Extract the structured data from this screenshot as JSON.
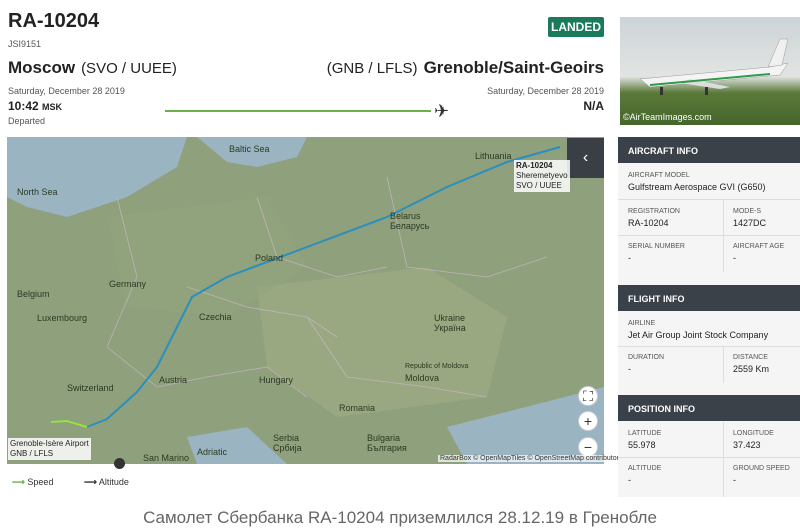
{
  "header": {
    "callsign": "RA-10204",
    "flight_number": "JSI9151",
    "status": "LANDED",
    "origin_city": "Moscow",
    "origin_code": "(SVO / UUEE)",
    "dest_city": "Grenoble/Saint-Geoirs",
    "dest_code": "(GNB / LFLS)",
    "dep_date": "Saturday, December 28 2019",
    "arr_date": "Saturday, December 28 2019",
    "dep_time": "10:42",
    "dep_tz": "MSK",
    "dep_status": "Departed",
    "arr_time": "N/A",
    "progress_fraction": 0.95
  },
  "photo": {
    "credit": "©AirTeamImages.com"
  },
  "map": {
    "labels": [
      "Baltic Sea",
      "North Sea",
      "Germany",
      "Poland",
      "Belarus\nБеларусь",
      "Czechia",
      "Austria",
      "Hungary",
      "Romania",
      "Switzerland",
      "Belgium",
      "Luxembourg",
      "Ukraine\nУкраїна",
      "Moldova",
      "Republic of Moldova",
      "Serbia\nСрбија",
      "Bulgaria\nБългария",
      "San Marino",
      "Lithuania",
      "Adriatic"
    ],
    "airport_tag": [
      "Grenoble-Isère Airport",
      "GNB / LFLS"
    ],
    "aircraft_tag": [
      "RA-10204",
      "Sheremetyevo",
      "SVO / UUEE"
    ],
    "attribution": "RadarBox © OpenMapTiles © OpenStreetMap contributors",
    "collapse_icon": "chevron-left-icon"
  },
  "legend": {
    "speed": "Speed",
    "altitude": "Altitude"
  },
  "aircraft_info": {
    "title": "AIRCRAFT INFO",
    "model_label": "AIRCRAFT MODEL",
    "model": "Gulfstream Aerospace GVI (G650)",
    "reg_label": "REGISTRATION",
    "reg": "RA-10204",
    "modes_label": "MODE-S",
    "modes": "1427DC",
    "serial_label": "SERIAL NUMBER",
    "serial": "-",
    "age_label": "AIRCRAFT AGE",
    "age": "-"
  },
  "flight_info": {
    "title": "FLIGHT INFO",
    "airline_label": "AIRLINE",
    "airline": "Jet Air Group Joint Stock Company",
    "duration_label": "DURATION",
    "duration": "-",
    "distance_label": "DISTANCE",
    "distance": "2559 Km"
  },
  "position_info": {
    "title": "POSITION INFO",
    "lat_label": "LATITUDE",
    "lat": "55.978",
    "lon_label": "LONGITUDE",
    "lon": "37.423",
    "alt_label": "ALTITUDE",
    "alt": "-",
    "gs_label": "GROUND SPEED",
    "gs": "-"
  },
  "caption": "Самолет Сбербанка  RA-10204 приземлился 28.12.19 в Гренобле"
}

---

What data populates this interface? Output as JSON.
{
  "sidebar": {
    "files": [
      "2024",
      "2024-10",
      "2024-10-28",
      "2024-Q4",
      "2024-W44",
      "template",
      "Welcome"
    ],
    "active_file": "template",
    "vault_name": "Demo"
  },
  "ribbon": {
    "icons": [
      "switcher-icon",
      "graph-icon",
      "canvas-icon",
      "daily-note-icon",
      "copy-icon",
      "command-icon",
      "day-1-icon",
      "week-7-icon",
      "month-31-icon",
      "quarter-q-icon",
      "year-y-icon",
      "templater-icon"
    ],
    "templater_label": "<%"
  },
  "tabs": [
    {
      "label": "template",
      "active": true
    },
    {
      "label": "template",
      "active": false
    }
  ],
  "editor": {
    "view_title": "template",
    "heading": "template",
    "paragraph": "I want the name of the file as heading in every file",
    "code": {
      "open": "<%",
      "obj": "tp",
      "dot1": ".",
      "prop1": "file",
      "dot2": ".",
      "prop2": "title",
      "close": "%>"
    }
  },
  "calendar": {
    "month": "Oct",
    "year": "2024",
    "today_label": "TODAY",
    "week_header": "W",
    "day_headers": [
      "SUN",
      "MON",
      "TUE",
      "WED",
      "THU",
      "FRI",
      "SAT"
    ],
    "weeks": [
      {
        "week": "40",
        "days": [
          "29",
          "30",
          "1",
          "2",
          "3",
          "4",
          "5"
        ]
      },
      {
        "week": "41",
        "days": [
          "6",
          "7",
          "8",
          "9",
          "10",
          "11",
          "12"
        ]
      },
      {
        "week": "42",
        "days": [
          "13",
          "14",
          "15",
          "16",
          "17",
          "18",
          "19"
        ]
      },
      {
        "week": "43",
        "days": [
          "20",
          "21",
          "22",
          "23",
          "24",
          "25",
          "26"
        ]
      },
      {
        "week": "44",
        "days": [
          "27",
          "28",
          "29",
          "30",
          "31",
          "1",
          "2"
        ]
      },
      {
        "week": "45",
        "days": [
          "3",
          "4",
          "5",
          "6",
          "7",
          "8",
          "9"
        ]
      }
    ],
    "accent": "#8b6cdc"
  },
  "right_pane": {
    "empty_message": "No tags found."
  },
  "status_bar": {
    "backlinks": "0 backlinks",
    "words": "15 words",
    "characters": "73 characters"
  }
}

▶ Task prompt
Identify each line in the records above that contains the word "heading", and copy it out in full.

▶ Exercise response
    "heading": "template",
    "paragraph": "I want the name of the file as heading in every file",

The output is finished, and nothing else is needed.